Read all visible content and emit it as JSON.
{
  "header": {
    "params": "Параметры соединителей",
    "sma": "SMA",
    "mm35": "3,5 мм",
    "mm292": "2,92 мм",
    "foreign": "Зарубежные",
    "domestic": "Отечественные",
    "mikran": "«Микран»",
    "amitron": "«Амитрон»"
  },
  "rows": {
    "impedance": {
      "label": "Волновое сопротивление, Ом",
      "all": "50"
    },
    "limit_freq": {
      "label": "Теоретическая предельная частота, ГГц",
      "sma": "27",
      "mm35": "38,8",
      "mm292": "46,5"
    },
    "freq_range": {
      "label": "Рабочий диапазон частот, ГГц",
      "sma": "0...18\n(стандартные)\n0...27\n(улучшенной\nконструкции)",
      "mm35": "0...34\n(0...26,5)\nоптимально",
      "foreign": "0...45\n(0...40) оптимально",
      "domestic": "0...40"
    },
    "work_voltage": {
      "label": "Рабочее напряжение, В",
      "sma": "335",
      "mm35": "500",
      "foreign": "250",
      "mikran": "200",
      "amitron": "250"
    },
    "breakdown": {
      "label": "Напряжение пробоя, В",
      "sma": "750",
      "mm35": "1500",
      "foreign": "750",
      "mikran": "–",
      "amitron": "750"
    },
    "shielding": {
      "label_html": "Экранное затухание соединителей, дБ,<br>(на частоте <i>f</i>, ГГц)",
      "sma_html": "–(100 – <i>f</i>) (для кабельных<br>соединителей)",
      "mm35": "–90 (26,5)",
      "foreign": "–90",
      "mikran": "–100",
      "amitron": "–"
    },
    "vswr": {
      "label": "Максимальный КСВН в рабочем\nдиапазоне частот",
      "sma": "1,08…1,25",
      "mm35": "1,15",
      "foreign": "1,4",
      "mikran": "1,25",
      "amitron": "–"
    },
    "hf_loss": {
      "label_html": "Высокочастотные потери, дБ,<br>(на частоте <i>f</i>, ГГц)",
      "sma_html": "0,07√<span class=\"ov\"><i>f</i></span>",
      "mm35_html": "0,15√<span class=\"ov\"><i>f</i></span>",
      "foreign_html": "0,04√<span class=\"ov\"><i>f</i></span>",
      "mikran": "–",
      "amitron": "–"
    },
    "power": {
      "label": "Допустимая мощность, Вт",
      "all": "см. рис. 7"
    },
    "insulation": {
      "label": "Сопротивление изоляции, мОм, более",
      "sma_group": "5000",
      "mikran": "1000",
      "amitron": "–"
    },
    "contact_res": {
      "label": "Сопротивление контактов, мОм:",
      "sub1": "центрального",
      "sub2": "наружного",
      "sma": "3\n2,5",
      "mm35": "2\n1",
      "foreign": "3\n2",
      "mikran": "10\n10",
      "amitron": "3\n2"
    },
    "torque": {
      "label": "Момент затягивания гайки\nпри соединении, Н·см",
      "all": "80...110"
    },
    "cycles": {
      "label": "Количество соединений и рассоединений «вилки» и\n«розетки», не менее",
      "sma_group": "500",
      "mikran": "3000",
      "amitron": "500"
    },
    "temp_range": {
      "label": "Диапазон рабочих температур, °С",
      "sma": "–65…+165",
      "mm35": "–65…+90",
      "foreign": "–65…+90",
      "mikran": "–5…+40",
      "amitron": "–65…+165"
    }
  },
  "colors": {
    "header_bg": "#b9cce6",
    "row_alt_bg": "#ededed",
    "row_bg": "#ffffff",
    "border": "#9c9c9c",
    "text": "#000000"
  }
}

Task requirements
Locate all lines in the listing above with the word "domestic" and copy them.

Result of this task
    "domestic": "Отечественные",
      "domestic": "0...40"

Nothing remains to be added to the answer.